TEXT
= Beginning of Section =

If a single old leaf is yellow at a time, do nothing. If multiple leaves yellow together and the soil is wet, let the soil dry out thoroughly and check for mushy roots.

Brown leaf tips and edges

Symptom

Crispy brown at the very tip or along the leaf edge.

Cause

Most often low humidity or fluoride/chlorine in tap water; secondarily over-fertilising (salt build-up).

Fix

Switch to filtered or rainwater, or leave tap water standing overnight to dissipate chlorine. Halve fertiliser rate and flush the soil with plain water every 3–4 months. Raising humidity above 40 % also helps.

Loss of red or pink colour

Symptom

Cultivars like 'Red Siam' or 'Lipstick' lose their coloured margins and go mostly green.

Cause

Insufficient light for the cultivar's colour-producing anthocyanins.

Fix

Move to brighter indirect light (near an east or north-east window is usually enough), or add a grow light for 8–10 hours/day. New leaves should come in with restored colour within 2–3 growth cycles.

Cold damage

Symptom

Greyish translucent patches on leaves after exposure to cold window glass or a draught.

Cause

Temperature below 13 °C.

Fix

Move the plant away from the cold source. Damaged leaves will not recover and can be pruned off once new growth stabilises; the rhizome usually survives even severe cold damage if warmed promptly.

Common pests
  • Spider mites
  • Mealybugs
  • Scale
  • Aphids
Common diseases
  • Root rot (Pythium)
  • Bacterial leaf spot (Erwinia)
  • Fusarium stem rot

Toxicity & safety

humans
mildly toxic

Sap contains insoluble calcium oxalate raphides. Contact causes skin irritation; ingestion causes intense oral burning, drooling, and swelling of the lips, tongue, and throat. Rarely life-threatening but genuinely painful.

= End of Section =

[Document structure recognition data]
= Beginning of Section =

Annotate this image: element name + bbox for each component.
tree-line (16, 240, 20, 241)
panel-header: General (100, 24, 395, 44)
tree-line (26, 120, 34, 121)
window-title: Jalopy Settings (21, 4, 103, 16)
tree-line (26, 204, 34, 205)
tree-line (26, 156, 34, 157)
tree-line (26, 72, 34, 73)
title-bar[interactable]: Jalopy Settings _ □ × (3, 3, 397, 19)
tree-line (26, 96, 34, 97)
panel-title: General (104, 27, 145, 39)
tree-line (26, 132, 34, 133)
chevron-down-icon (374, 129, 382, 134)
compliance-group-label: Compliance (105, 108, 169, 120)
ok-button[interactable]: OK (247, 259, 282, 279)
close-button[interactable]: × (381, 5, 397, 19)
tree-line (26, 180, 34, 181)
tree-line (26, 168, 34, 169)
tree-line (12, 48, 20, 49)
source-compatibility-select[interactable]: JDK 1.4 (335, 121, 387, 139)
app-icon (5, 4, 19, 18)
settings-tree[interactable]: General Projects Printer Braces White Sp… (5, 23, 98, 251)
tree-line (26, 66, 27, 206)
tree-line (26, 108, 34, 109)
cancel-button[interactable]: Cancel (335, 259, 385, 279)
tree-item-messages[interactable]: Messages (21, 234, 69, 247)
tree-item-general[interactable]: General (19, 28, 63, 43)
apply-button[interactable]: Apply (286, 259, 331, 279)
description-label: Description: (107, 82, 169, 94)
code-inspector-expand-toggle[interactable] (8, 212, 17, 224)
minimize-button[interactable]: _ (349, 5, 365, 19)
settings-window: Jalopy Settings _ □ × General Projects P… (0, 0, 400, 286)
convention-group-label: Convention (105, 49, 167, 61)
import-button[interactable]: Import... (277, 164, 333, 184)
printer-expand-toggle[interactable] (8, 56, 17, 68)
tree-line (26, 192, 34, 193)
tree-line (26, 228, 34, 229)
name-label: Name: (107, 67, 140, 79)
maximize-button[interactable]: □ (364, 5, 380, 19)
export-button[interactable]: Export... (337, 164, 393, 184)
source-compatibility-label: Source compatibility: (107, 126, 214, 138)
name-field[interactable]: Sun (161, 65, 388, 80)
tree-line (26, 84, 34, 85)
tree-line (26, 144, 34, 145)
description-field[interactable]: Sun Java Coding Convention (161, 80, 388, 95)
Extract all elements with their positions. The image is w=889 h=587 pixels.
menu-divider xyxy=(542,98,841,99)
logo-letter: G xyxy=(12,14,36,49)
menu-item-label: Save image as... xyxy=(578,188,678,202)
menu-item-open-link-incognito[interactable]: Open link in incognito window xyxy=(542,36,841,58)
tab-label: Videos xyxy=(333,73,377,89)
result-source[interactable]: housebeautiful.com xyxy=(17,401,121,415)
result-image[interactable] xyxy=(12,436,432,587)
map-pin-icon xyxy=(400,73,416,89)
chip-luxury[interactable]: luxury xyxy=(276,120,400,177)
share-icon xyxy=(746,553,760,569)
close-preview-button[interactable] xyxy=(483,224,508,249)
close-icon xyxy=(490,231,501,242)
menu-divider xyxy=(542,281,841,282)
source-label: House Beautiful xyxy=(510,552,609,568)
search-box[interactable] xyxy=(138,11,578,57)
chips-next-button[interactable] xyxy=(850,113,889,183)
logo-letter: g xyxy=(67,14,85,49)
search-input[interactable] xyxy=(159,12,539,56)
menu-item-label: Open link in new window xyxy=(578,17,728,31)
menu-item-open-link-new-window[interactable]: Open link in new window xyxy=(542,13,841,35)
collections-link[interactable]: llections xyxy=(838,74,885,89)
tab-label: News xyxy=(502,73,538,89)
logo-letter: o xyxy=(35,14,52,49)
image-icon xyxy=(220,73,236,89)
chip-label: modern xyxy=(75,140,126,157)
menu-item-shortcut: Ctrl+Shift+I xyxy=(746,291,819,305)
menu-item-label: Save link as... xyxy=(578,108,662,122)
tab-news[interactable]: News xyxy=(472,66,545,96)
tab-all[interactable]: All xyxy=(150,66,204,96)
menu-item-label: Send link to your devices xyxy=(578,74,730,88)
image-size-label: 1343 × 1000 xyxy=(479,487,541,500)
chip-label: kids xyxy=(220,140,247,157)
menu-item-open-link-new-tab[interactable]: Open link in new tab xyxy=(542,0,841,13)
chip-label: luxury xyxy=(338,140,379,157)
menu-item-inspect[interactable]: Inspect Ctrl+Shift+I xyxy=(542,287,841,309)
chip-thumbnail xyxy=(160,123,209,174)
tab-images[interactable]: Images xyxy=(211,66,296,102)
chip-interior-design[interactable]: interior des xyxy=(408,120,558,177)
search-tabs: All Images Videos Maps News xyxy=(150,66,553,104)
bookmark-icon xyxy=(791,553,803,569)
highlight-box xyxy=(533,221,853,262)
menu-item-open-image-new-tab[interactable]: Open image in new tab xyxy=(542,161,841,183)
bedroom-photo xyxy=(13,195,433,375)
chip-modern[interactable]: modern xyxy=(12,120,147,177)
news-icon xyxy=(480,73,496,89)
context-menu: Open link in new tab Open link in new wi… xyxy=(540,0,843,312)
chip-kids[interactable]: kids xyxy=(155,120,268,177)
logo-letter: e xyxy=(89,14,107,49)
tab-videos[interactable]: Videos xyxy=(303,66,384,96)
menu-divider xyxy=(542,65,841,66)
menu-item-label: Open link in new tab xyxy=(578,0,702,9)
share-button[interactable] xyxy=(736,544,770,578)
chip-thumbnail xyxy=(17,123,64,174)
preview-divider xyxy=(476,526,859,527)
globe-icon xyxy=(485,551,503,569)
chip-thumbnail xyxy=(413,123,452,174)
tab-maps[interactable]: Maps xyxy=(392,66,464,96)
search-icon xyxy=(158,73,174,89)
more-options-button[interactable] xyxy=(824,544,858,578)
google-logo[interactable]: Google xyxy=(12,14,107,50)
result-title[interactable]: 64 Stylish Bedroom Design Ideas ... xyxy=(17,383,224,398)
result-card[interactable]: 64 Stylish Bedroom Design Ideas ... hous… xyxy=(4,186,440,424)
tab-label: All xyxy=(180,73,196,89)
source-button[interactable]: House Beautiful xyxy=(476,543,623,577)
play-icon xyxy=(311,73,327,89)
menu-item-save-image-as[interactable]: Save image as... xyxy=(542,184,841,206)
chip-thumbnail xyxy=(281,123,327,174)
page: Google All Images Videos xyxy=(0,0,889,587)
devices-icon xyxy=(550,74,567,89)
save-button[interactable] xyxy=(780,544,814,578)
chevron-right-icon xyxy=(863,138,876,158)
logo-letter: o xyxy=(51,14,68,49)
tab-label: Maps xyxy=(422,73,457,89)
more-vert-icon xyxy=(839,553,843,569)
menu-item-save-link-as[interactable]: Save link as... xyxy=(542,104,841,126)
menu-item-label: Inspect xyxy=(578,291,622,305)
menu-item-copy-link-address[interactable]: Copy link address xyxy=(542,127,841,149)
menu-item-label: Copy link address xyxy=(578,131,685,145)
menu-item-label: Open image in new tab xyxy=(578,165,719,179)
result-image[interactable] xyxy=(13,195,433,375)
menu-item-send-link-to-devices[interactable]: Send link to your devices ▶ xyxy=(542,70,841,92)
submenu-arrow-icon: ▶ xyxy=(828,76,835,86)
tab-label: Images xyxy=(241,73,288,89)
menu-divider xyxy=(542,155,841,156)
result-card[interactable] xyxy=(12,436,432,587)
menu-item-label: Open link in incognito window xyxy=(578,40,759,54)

= End of Section =

REQUIREMENT A
Translate this sentence from the plant care text into Spanish: "Switch to filtered or rainwater, or leave tap water standing overnight to dissipate chlorine."
REQUIREMENT B
According to the plant care text, why should cultivars like 'Red Siam' or 'Lipstick' be moved to brighter indirect light when they go mostly green?
REQUIREMENT C
In the plant care text, what temperature causes cold damage?

REPLY A
Cambie a agua filtrada o de lluvia, o deje reposar el agua del grifo durante la noche para que se disipe el cloro.

REPLY B
They lose their red or pink margins because they get too little light for their colour-producing anthocyanins. Brighter indirect light, or a grow light for 8–10 hours a day, supplies enough light, so new leaves should come in with restored colour within 2–3 growth cycles.

REPLY C
A temperature below 13 °C.